Saved entries
• • •
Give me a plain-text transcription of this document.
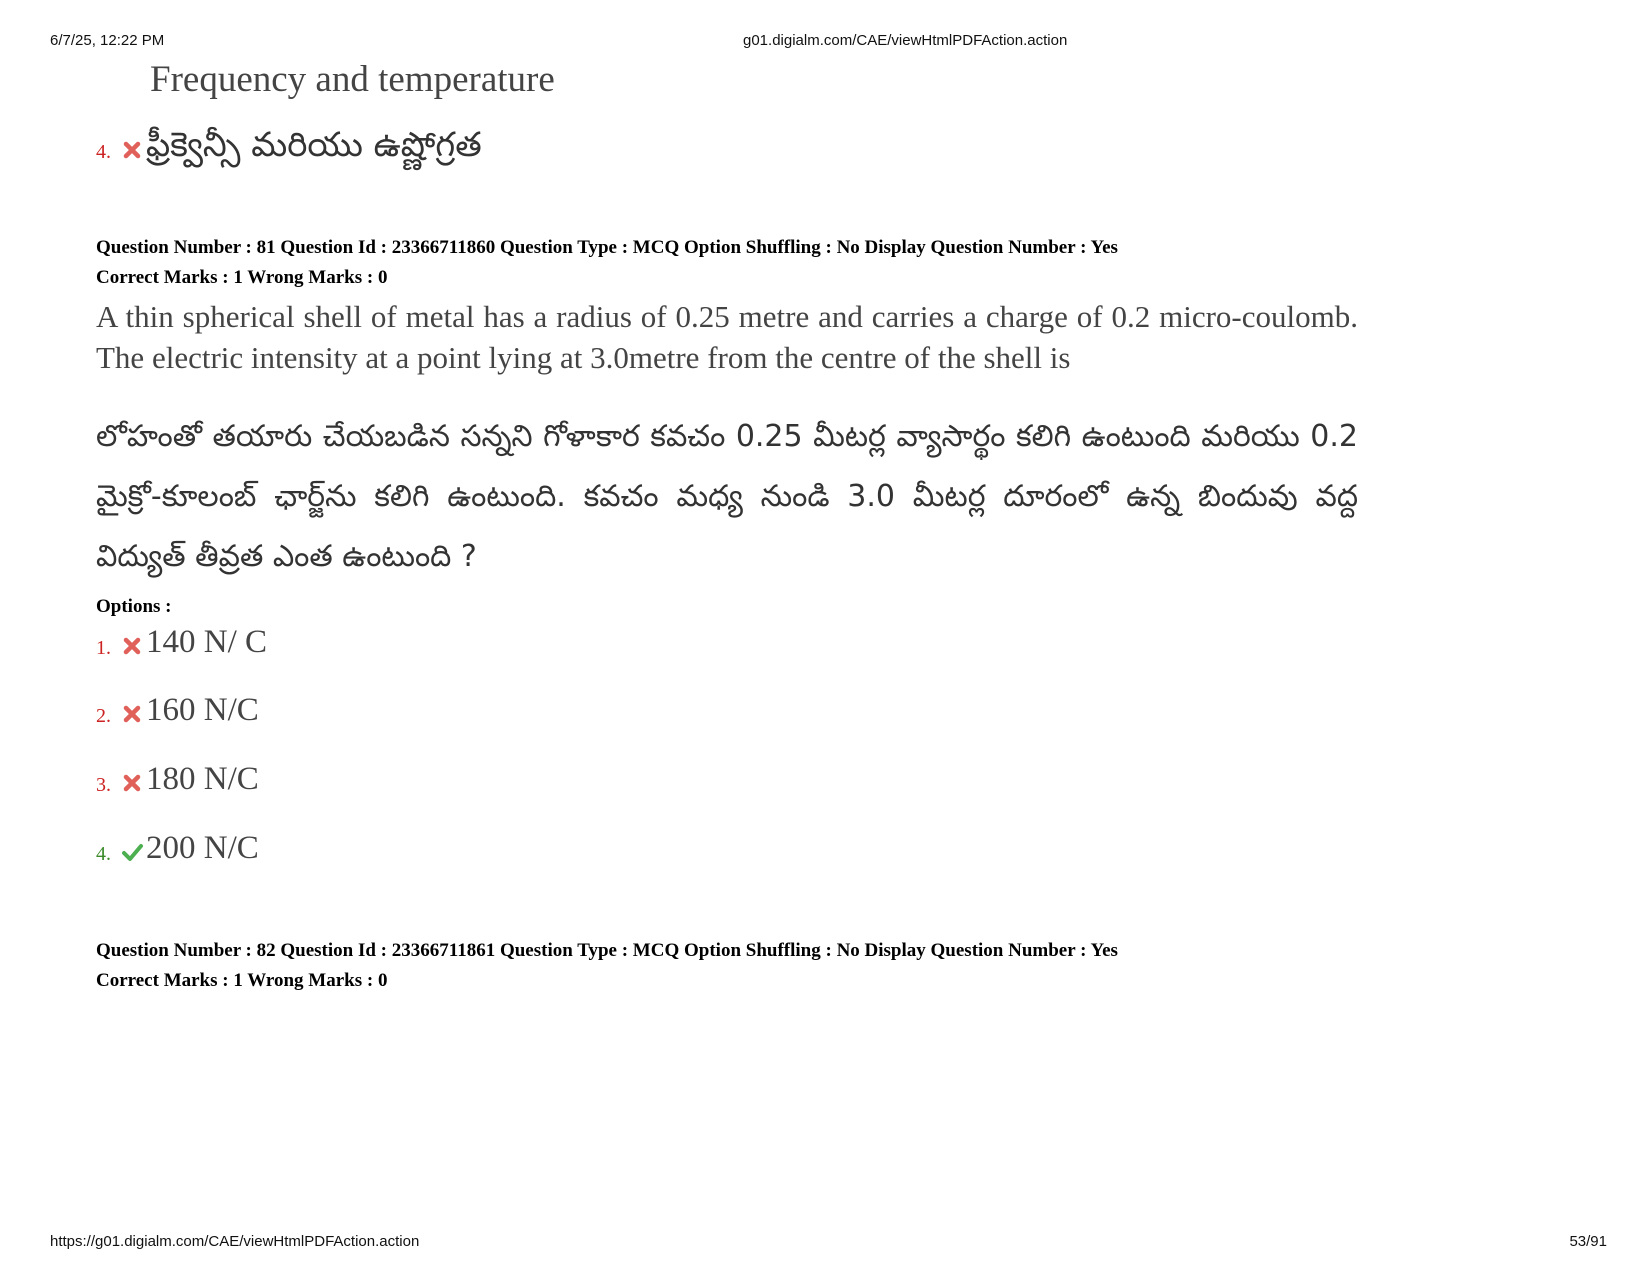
6/7/25, 12:22 PM	g01.digialm.com/CAE/viewHtmlPDFAction.action
Frequency and temperature
4. ఫ్రీక్వెన్సీ మరియు ఉష్ణోగ్రత
Question Number : 81 Question Id : 23366711860 Question Type : MCQ Option Shuffling : No Display Question Number : Yes
Correct Marks : 1 Wrong Marks : 0
A thin spherical shell of metal has a radius of 0.25 metre and carries a charge of 0.2 micro-coulomb. The electric intensity at a point lying at 3.0metre from the centre of the shell is
లోహంతో తయారు చేయబడిన సన్నని గోళాకార కవచం 0.25 మీటర్ల వ్యాసార్థం కలిగి ఉంటుంది మరియు 0.2 మైక్రో-కూలంబ్ ఛార్జ్‌ను కలిగి ఉంటుంది. కవచం మధ్య నుండి 3.0 మీటర్ల దూరంలో ఉన్న బిందువు వద్ద విద్యుత్ తీవ్రత ఎంత ఉంటుంది ?
Options :
1. 140 N/ C
2. 160 N/C
3. 180 N/C
4. 200 N/C
Question Number : 82 Question Id : 23366711861 Question Type : MCQ Option Shuffling : No Display Question Number : Yes
Correct Marks : 1 Wrong Marks : 0
https://g01.digialm.com/CAE/viewHtmlPDFAction.action	53/91
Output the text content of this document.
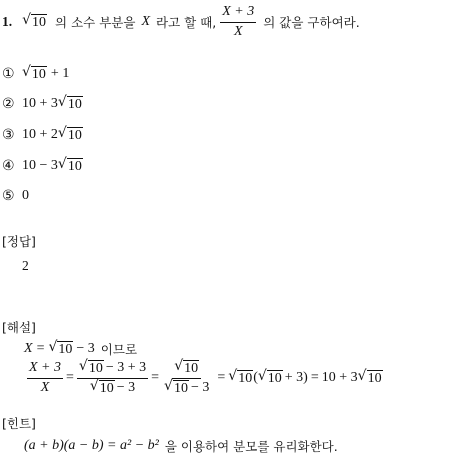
1. √ 10 의 소수 부분을 X 라고 할 때, $\frac{X + 3}{X}$ 의 값을 구하여라.
① √ 10 + 1
② 10 + 3 √ 10
③ 10 + 2 √ 10
④ 10 − 3 √ 10
⑤ 0
[정답]
2
[해설]
X = √ 10 − 3 이므로
$\frac{X + 3}{X} = \frac{√ 10 - 3 + 3}{√ 10 - 3} = \frac{√ 10}{√ 10 - 3}$ = √ 10 ( √ 10 + 3) = 10 + 3 √ 10
[힌트]
(a + b)(a − b) = a² − b² 을 이용하여 분모를 유리화한다.
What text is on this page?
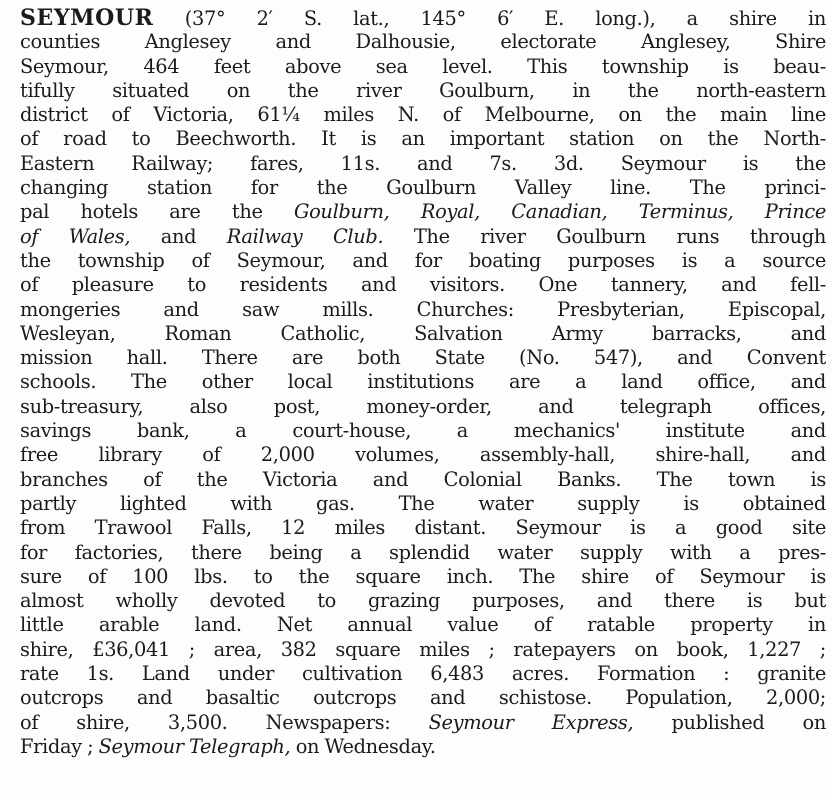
SEYMOUR (37° 2′ S. lat., 145° 6′ E. long.), a shire in
counties Anglesey and Dalhousie, electorate Anglesey, Shire
Seymour, 464 feet above sea level. This township is beau-
tifully situated on the river Goulburn, in the north-eastern
district of Victoria, 61¼ miles N. of Melbourne, on the main line
of road to Beechworth. It is an important station on the North-
Eastern Railway; fares, 11s. and 7s. 3d. Seymour is the
changing station for the Goulburn Valley line. The princi-
pal hotels are the Goulburn, Royal, Canadian, Terminus, Prince
of Wales, and Railway Club. The river Goulburn runs through
the township of Seymour, and for boating purposes is a source
of pleasure to residents and visitors. One tannery, and fell-
mongeries and saw mills. Churches: Presbyterian, Episcopal,
Wesleyan, Roman Catholic, Salvation Army barracks, and
mission hall. There are both State (No. 547), and Convent
schools. The other local institutions are a land office, and
sub-treasury, also post, money-order, and telegraph offices,
savings bank, a court-house, a mechanics' institute and
free library of 2,000 volumes, assembly-hall, shire-hall, and
branches of the Victoria and Colonial Banks. The town is
partly lighted with gas. The water supply is obtained
from Trawool Falls, 12 miles distant. Seymour is a good site
for factories, there being a splendid water supply with a pres-
sure of 100 lbs. to the square inch. The shire of Seymour is
almost wholly devoted to grazing purposes, and there is but
little arable land. Net annual value of ratable property in
shire, £36,041 ; area, 382 square miles ; ratepayers on book, 1,227 ;
rate 1s. Land under cultivation 6,483 acres. Formation : granite
outcrops and basaltic outcrops and schistose. Population, 2,000;
of shire, 3,500. Newspapers: Seymour Express, published on
Friday ; Seymour Telegraph, on Wednesday.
• • •
Your answer should be only the number of lines that hold the word "miles".

§ **ANSWER FOR THIS EXERCISE**
3